— BEGIN —
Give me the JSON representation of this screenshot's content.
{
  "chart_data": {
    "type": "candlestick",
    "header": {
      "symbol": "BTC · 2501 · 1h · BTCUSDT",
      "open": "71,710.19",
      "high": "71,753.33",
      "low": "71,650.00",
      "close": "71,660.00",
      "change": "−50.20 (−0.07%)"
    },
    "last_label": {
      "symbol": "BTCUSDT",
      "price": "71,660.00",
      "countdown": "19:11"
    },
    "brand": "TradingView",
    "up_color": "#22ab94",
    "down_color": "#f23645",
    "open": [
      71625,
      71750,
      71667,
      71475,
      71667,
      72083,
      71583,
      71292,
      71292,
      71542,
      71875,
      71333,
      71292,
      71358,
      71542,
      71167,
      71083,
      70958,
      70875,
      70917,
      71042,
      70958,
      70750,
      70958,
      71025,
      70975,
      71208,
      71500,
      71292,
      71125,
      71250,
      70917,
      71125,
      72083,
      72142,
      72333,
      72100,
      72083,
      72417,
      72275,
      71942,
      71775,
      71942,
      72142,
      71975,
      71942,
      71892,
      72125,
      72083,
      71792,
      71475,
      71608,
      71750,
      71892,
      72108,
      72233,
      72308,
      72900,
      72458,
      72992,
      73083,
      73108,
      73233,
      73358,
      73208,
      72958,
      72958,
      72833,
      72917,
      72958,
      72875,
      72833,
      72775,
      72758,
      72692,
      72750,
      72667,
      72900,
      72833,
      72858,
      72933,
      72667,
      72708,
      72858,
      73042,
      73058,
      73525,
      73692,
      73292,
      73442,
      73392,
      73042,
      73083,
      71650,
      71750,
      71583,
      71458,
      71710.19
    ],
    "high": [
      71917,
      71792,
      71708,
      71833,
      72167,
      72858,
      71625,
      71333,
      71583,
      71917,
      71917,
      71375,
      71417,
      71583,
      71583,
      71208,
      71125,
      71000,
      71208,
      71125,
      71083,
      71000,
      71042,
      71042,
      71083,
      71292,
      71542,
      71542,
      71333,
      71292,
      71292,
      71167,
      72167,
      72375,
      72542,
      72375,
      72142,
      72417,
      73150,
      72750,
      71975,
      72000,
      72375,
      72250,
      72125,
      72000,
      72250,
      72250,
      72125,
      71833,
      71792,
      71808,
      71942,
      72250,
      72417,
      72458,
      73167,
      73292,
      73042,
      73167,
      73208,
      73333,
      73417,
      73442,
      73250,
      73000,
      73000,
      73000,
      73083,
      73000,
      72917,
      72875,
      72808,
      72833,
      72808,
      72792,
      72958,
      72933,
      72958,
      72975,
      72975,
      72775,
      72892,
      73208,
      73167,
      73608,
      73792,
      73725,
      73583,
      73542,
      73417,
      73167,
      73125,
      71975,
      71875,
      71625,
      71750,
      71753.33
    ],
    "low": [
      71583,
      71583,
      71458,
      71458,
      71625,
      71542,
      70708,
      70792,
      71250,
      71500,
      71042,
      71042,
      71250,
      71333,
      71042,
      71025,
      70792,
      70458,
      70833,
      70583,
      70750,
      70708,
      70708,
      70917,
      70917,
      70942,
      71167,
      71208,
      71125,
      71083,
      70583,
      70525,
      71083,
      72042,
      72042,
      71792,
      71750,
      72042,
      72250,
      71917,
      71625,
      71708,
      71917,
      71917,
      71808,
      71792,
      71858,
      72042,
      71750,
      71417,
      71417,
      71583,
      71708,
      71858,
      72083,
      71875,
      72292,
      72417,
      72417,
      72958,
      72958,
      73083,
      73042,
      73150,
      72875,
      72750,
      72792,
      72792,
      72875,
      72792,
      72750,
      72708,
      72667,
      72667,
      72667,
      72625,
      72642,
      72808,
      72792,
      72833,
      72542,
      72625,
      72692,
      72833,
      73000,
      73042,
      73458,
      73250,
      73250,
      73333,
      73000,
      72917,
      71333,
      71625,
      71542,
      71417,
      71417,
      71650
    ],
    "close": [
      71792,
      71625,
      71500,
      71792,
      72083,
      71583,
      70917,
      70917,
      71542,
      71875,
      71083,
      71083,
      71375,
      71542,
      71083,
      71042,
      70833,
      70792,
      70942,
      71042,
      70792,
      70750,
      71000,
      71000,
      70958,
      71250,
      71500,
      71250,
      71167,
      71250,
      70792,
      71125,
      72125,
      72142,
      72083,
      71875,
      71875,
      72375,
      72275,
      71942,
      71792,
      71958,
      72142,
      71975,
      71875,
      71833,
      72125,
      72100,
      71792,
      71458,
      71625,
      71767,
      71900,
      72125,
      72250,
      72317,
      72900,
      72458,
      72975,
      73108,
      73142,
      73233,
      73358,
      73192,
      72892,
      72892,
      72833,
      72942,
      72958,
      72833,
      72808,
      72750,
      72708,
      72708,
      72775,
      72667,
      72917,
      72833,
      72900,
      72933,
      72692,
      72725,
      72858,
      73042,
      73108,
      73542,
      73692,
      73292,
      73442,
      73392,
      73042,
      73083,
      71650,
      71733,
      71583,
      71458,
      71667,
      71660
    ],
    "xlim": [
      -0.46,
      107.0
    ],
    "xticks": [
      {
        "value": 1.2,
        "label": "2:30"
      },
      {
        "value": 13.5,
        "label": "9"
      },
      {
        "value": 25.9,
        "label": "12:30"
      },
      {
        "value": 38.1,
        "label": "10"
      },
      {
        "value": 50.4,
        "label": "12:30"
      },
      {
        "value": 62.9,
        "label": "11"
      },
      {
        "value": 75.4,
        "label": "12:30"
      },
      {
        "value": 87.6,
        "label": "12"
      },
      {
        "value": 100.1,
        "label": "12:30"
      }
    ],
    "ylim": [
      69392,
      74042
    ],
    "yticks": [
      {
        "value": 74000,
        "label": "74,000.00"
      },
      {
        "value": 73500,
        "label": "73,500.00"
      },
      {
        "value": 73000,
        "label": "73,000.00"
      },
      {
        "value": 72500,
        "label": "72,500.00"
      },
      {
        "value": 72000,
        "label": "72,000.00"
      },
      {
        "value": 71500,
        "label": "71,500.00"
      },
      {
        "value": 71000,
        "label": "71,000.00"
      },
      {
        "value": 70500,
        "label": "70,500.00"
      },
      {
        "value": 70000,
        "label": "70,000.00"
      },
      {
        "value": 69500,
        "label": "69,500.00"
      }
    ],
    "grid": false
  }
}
— END —
* [Written exercise]: Identify the lines in the entries that hold "BTCUSDT" and return each one.

* [Task answer]:
      "symbol": "BTC · 2501 · 1h · BTCUSDT",
      "symbol": "BTCUSDT",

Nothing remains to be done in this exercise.